TASK ->
Where does the string "ppid" appear? Copy every line of the entries below that holds it.

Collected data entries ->
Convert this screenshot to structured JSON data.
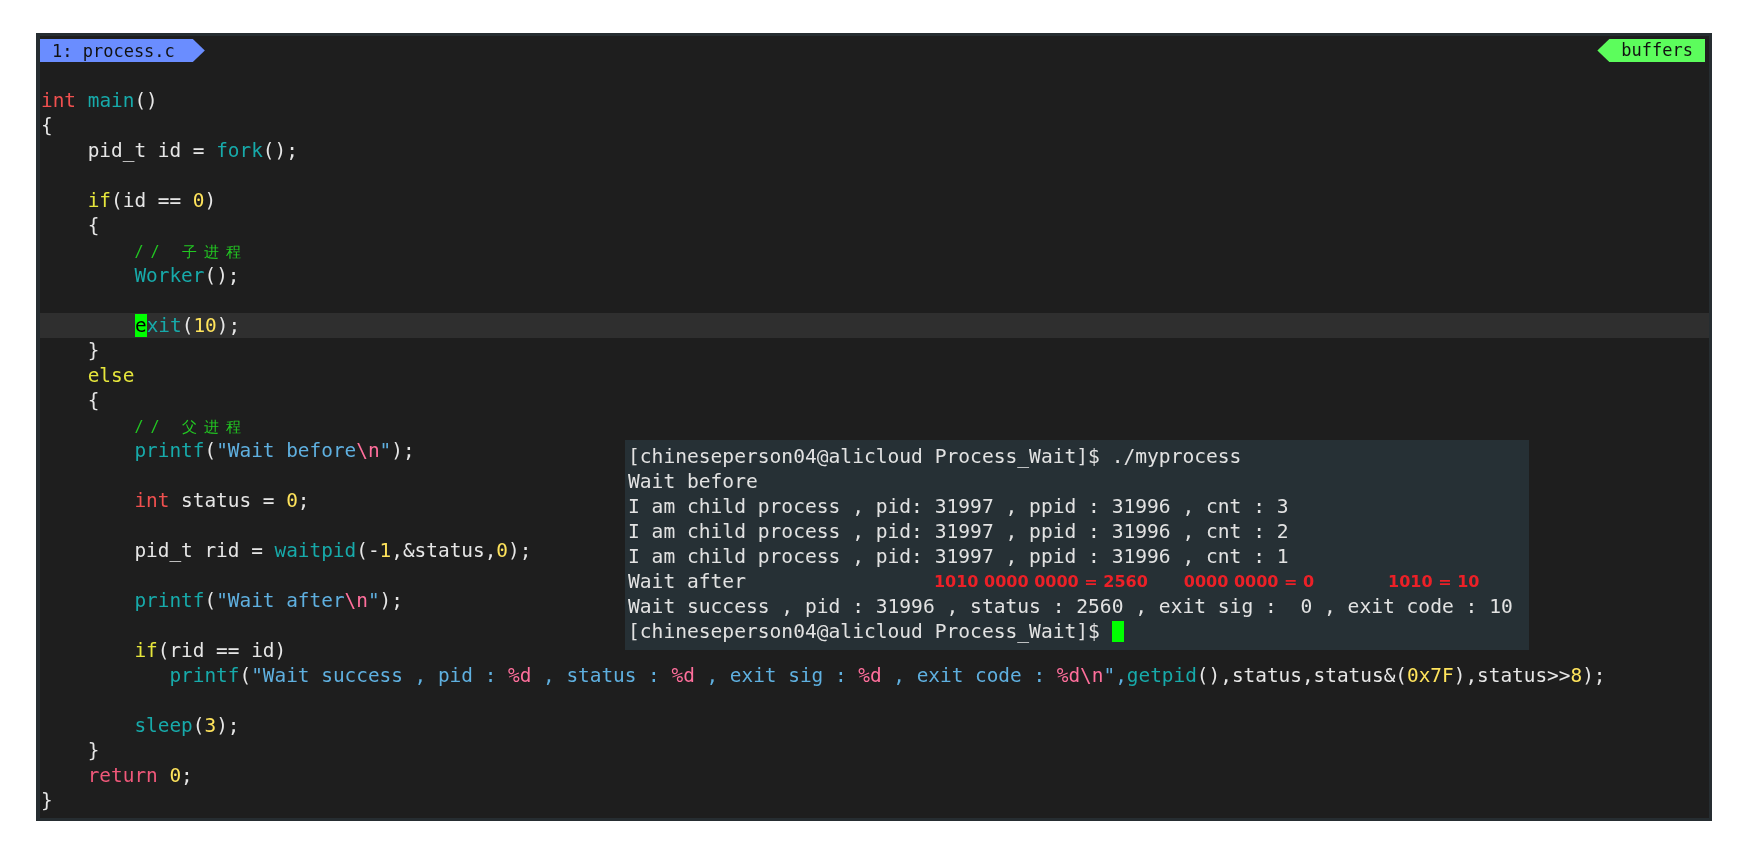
{
  "tabline": {
    "tabs": [
      {
        "label": "1: process.c",
        "selected": true
      }
    ],
    "buffers_label": "buffers"
  },
  "code": {
    "lines": [
      {
        "current": false,
        "tokens": [
          {
            "text": "int",
            "kind": "type"
          },
          {
            "text": " main",
            "kind": "func"
          },
          {
            "text": "()",
            "kind": "plain"
          }
        ]
      },
      {
        "current": false,
        "tokens": [
          {
            "text": "{",
            "kind": "plain"
          }
        ]
      },
      {
        "current": false,
        "tokens": [
          {
            "text": "    pid_t id = ",
            "kind": "plain"
          },
          {
            "text": "fork",
            "kind": "func"
          },
          {
            "text": "();",
            "kind": "plain"
          }
        ]
      },
      {
        "current": false
      },
      {
        "current": false,
        "tokens": [
          {
            "text": "    if",
            "kind": "cond"
          },
          {
            "text": "(id == ",
            "kind": "plain"
          },
          {
            "text": "0",
            "kind": "number"
          },
          {
            "text": ")",
            "kind": "plain"
          }
        ]
      },
      {
        "current": false,
        "tokens": [
          {
            "text": "    {",
            "kind": "plain"
          }
        ]
      },
      {
        "current": false,
        "tokens": [
          {
            "text": "        // 子进程",
            "kind": "comment"
          }
        ]
      },
      {
        "current": false,
        "tokens": [
          {
            "text": "        Worker",
            "kind": "func"
          },
          {
            "text": "();",
            "kind": "plain"
          }
        ]
      },
      {
        "current": false
      },
      {
        "current": true,
        "tokens": [
          {
            "text": "e",
            "kind": "cursor"
          },
          {
            "text": "xit",
            "kind": "func"
          },
          {
            "text": "(",
            "kind": "plain"
          },
          {
            "text": "10",
            "kind": "number"
          },
          {
            "text": ");",
            "kind": "plain"
          }
        ]
      },
      {
        "current": false,
        "tokens": [
          {
            "text": "    }",
            "kind": "plain"
          }
        ]
      },
      {
        "current": false,
        "tokens": [
          {
            "text": "    else",
            "kind": "cond"
          }
        ]
      },
      {
        "current": false,
        "tokens": [
          {
            "text": "    {",
            "kind": "plain"
          }
        ]
      },
      {
        "current": false,
        "tokens": [
          {
            "text": "        // 父进程",
            "kind": "comment"
          }
        ]
      },
      {
        "current": false,
        "tokens": [
          {
            "text": "        printf",
            "kind": "func"
          },
          {
            "text": "(",
            "kind": "plain"
          },
          {
            "text": "\"Wait before",
            "kind": "string"
          },
          {
            "text": "\\n",
            "kind": "escape"
          },
          {
            "text": "\"",
            "kind": "string"
          },
          {
            "text": ");",
            "kind": "plain"
          }
        ]
      },
      {
        "current": false
      },
      {
        "current": false,
        "tokens": [
          {
            "text": "        int",
            "kind": "type"
          },
          {
            "text": " status = ",
            "kind": "plain"
          },
          {
            "text": "0",
            "kind": "number"
          },
          {
            "text": ";",
            "kind": "plain"
          }
        ]
      },
      {
        "current": false
      },
      {
        "current": false,
        "tokens": [
          {
            "text": "        pid_t rid = ",
            "kind": "plain"
          },
          {
            "text": "waitpid",
            "kind": "func"
          },
          {
            "text": "(-",
            "kind": "plain"
          },
          {
            "text": "1",
            "kind": "number"
          },
          {
            "text": ",&status,",
            "kind": "plain"
          },
          {
            "text": "0",
            "kind": "number"
          },
          {
            "text": ");",
            "kind": "plain"
          }
        ]
      },
      {
        "current": false
      },
      {
        "current": false,
        "tokens": [
          {
            "text": "        printf",
            "kind": "func"
          },
          {
            "text": "(",
            "kind": "plain"
          },
          {
            "text": "\"Wait after",
            "kind": "string"
          },
          {
            "text": "\\n",
            "kind": "escape"
          },
          {
            "text": "\"",
            "kind": "string"
          },
          {
            "text": ");",
            "kind": "plain"
          }
        ]
      },
      {
        "current": false
      },
      {
        "current": false,
        "tokens": [
          {
            "text": "        if",
            "kind": "cond"
          },
          {
            "text": "(rid == id)",
            "kind": "plain"
          }
        ]
      },
      {
        "current": false,
        "tokens": [
          {
            "text": "           printf",
            "kind": "func"
          },
          {
            "text": "(",
            "kind": "plain"
          },
          {
            "text": "\"Wait success , pid : ",
            "kind": "string"
          },
          {
            "text": "%d",
            "kind": "escape"
          },
          {
            "text": " , status : ",
            "kind": "string"
          },
          {
            "text": "%d",
            "kind": "escape"
          },
          {
            "text": " , exit sig : ",
            "kind": "string"
          },
          {
            "text": "%d",
            "kind": "escape"
          },
          {
            "text": " , exit code : ",
            "kind": "string"
          },
          {
            "text": "%d\\n",
            "kind": "escape"
          },
          {
            "text": "\",",
            "kind": "string"
          },
          {
            "text": "getpid",
            "kind": "func"
          },
          {
            "text": "(),status,status&(",
            "kind": "plain"
          },
          {
            "text": "0x7F",
            "kind": "number"
          },
          {
            "text": "),status>>",
            "kind": "plain"
          },
          {
            "text": "8",
            "kind": "number"
          },
          {
            "text": ");",
            "kind": "plain"
          }
        ]
      },
      {
        "current": false
      },
      {
        "current": false,
        "tokens": [
          {
            "text": "        sleep",
            "kind": "func"
          },
          {
            "text": "(",
            "kind": "plain"
          },
          {
            "text": "3",
            "kind": "number"
          },
          {
            "text": ");",
            "kind": "plain"
          }
        ]
      },
      {
        "current": false,
        "tokens": [
          {
            "text": "    }",
            "kind": "plain"
          }
        ]
      },
      {
        "current": false,
        "tokens": [
          {
            "text": "    return",
            "kind": "keyword"
          },
          {
            "text": " 0",
            "kind": "number"
          },
          {
            "text": ";",
            "kind": "plain"
          }
        ]
      },
      {
        "current": false,
        "tokens": [
          {
            "text": "}",
            "kind": "plain"
          }
        ]
      }
    ]
  },
  "terminal": {
    "lines": [
      {
        "text": "[chineseperson04@alicloud Process_Wait]$ ./myprocess"
      },
      {
        "text": "Wait before"
      },
      {
        "text": "I am child process , pid: 31997 , ppid : 31996 , cnt : 3"
      },
      {
        "text": "I am child process , pid: 31997 , ppid : 31996 , cnt : 2"
      },
      {
        "text": "I am child process , pid: 31997 , ppid : 31996 , cnt : 1"
      },
      {
        "text": "Wait after",
        "annotations": [
          "1010 0000 0000 = 2560",
          "0000 0000 = 0",
          "1010 = 10"
        ]
      },
      {
        "text": "Wait success , pid : 31996 , status : 2560 , exit sig :  0 , exit code : 10"
      },
      {
        "text": "[chineseperson04@alicloud Process_Wait]$",
        "cursor": true
      }
    ]
  }
}
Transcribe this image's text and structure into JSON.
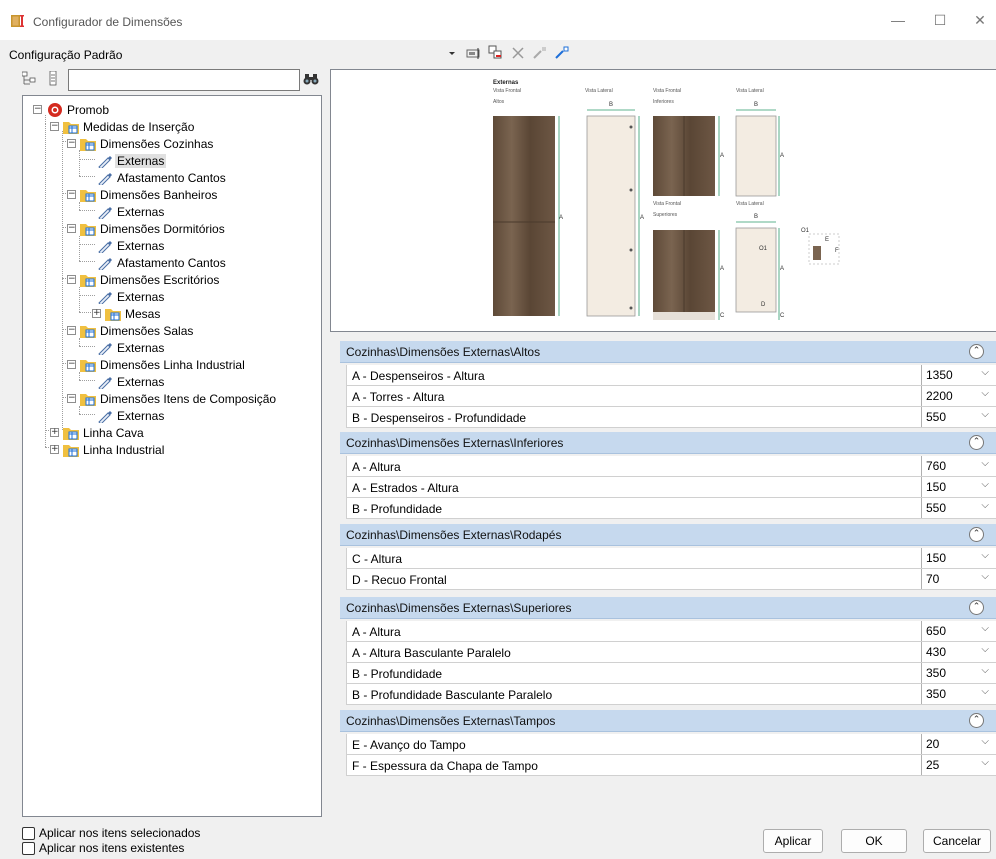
{
  "window": {
    "title": "Configurador de Dimensões",
    "minimize": "—",
    "maximize": "☐",
    "close": "✕"
  },
  "config_label": "Configuração Padrão",
  "search": {
    "value": "",
    "placeholder": ""
  },
  "tree": {
    "root": "Promob",
    "medidas": "Medidas de Inserção",
    "cozinhas": "Dimensões Cozinhas",
    "cozinhas_externas": "Externas",
    "cozinhas_afastamento": "Afastamento Cantos",
    "banheiros": "Dimensões Banheiros",
    "banheiros_externas": "Externas",
    "dormitorios": "Dimensões Dormitórios",
    "dormitorios_externas": "Externas",
    "dormitorios_afastamento": "Afastamento Cantos",
    "escritorios": "Dimensões Escritórios",
    "escritorios_externas": "Externas",
    "escritorios_mesas": "Mesas",
    "salas": "Dimensões Salas",
    "salas_externas": "Externas",
    "linha_industrial": "Dimensões Linha Industrial",
    "linha_industrial_externas": "Externas",
    "itens_composicao": "Dimensões Itens de Composição",
    "itens_composicao_externas": "Externas",
    "linha_cava": "Linha Cava",
    "linha_industrial2": "Linha Industrial"
  },
  "preview": {
    "title": "Externas",
    "vista_frontal": "Vista Frontal",
    "vista_lateral": "Vista Lateral",
    "altos": "Altos",
    "inferiores": "Inferiores",
    "superiores": "Superiores",
    "letters": {
      "a": "A",
      "b": "B",
      "c": "C",
      "d": "D",
      "e": "E",
      "f": "F",
      "o1": "O1"
    }
  },
  "groups": [
    {
      "header": "Cozinhas\\Dimensões Externas\\Altos",
      "rows": [
        {
          "name": "A - Despenseiros - Altura",
          "value": "1350"
        },
        {
          "name": "A - Torres - Altura",
          "value": "2200"
        },
        {
          "name": "B - Despenseiros - Profundidade",
          "value": "550"
        }
      ]
    },
    {
      "header": "Cozinhas\\Dimensões Externas\\Inferiores",
      "rows": [
        {
          "name": "A - Altura",
          "value": "760"
        },
        {
          "name": "A - Estrados - Altura",
          "value": "150"
        },
        {
          "name": "B - Profundidade",
          "value": "550"
        }
      ]
    },
    {
      "header": "Cozinhas\\Dimensões Externas\\Rodapés",
      "rows": [
        {
          "name": "C - Altura",
          "value": "150"
        },
        {
          "name": "D - Recuo Frontal",
          "value": "70"
        }
      ]
    },
    {
      "header": "Cozinhas\\Dimensões Externas\\Superiores",
      "rows": [
        {
          "name": "A - Altura",
          "value": "650"
        },
        {
          "name": "A - Altura Basculante Paralelo",
          "value": "430"
        },
        {
          "name": "B - Profundidade",
          "value": "350"
        },
        {
          "name": "B - Profundidade Basculante Paralelo",
          "value": "350"
        }
      ]
    },
    {
      "header": "Cozinhas\\Dimensões Externas\\Tampos",
      "rows": [
        {
          "name": "E -  Avanço do Tampo",
          "value": "20"
        },
        {
          "name": "F - Espessura da Chapa de Tampo",
          "value": "25"
        }
      ]
    }
  ],
  "checkboxes": {
    "selecionados": "Aplicar nos itens selecionados",
    "existentes": "Aplicar nos itens existentes"
  },
  "buttons": {
    "aplicar": "Aplicar",
    "ok": "OK",
    "cancelar": "Cancelar"
  },
  "colors": {
    "group_header": "#c6d9ee",
    "folder": "#f0c040",
    "accent": "#1e6fd9"
  }
}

FINAL RESULT ->
        "text": "I am child process , pid: 31997 , ppid : 31996 , cnt : 3"
        "text": "I am child process , pid: 31997 , ppid : 31996 , cnt : 2"
        "text": "I am child process , pid: 31997 , ppid : 31996 , cnt : 1"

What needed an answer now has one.